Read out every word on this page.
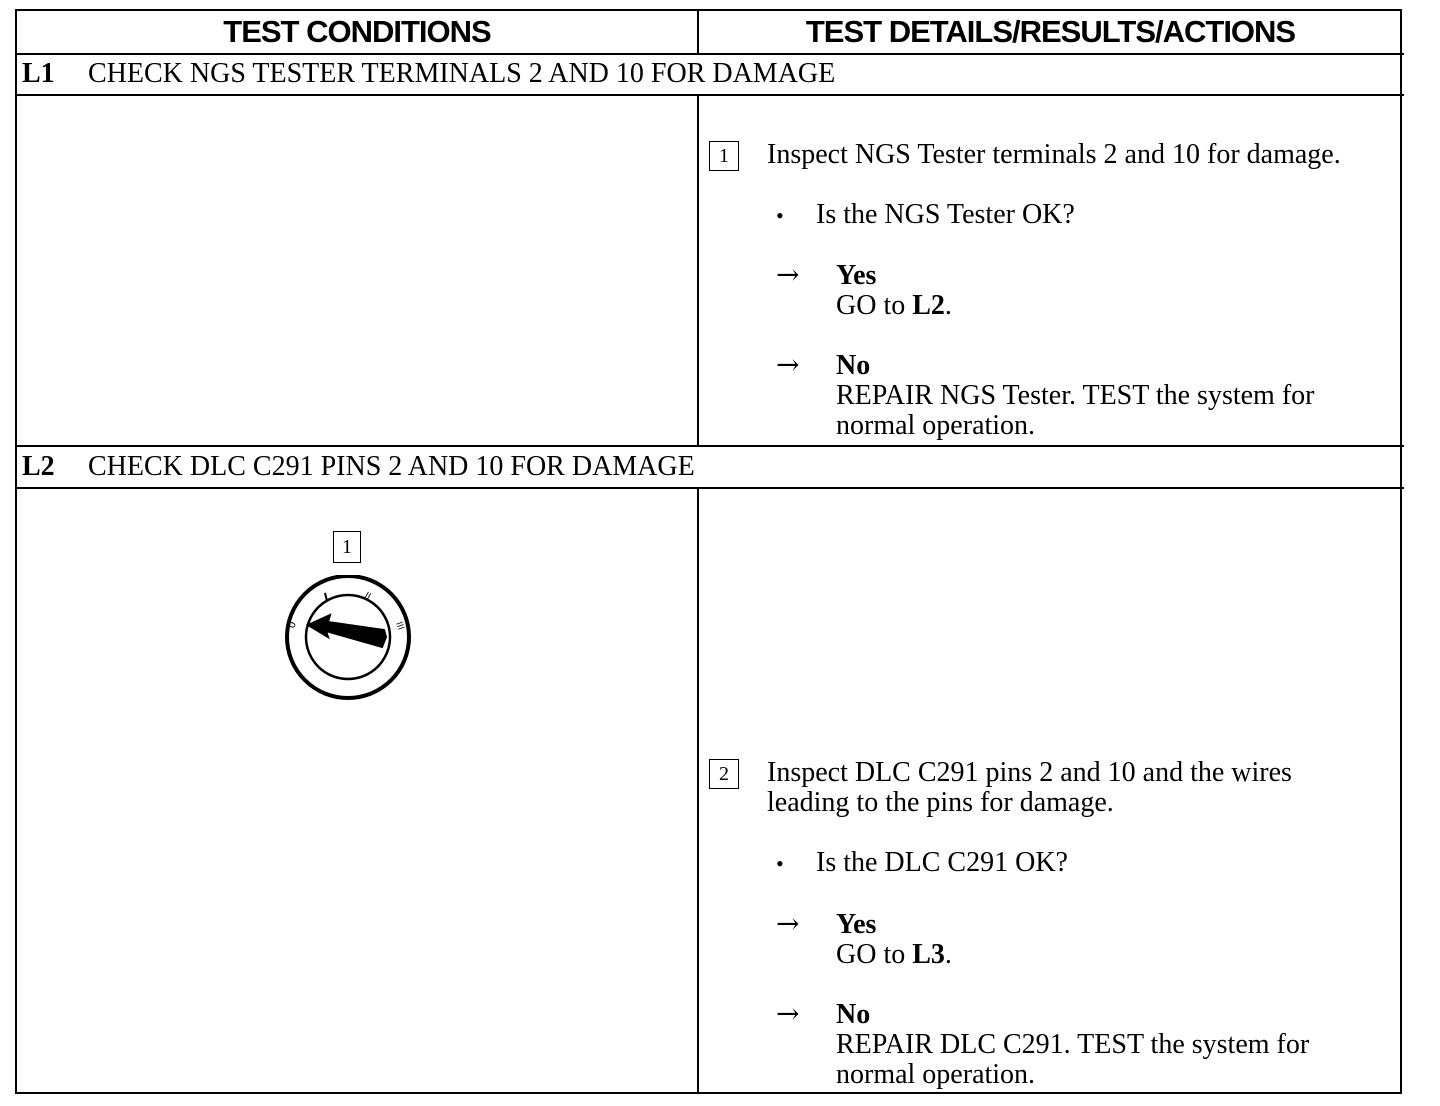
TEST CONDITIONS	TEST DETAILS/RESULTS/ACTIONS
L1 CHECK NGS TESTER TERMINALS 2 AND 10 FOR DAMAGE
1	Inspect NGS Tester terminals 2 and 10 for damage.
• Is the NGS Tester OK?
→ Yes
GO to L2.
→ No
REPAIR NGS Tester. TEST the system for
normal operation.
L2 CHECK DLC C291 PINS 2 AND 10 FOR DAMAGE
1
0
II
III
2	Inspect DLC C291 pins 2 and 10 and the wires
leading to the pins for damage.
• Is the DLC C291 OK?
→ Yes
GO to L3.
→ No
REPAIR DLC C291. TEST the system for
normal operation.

========================

» EXERCISE: Reproduce each entry verbatim, excluding any embedded images.

» ANSWER FOR THIS EXERCISE:
Read out every word on this page.
TEST CONDITIONS	TEST DETAILS/RESULTS/ACTIONS
L1 CHECK NGS TESTER TERMINALS 2 AND 10 FOR DAMAGE
1	Inspect NGS Tester terminals 2 and 10 for damage.
• Is the NGS Tester OK?
→ Yes
GO to L2.
→ No
REPAIR NGS Tester. TEST the system for
normal operation.
L2 CHECK DLC C291 PINS 2 AND 10 FOR DAMAGE
1
0
II
III
2	Inspect DLC C291 pins 2 and 10 and the wires
leading to the pins for damage.
• Is the DLC C291 OK?
→ Yes
GO to L3.
→ No
REPAIR DLC C291. TEST the system for
normal operation.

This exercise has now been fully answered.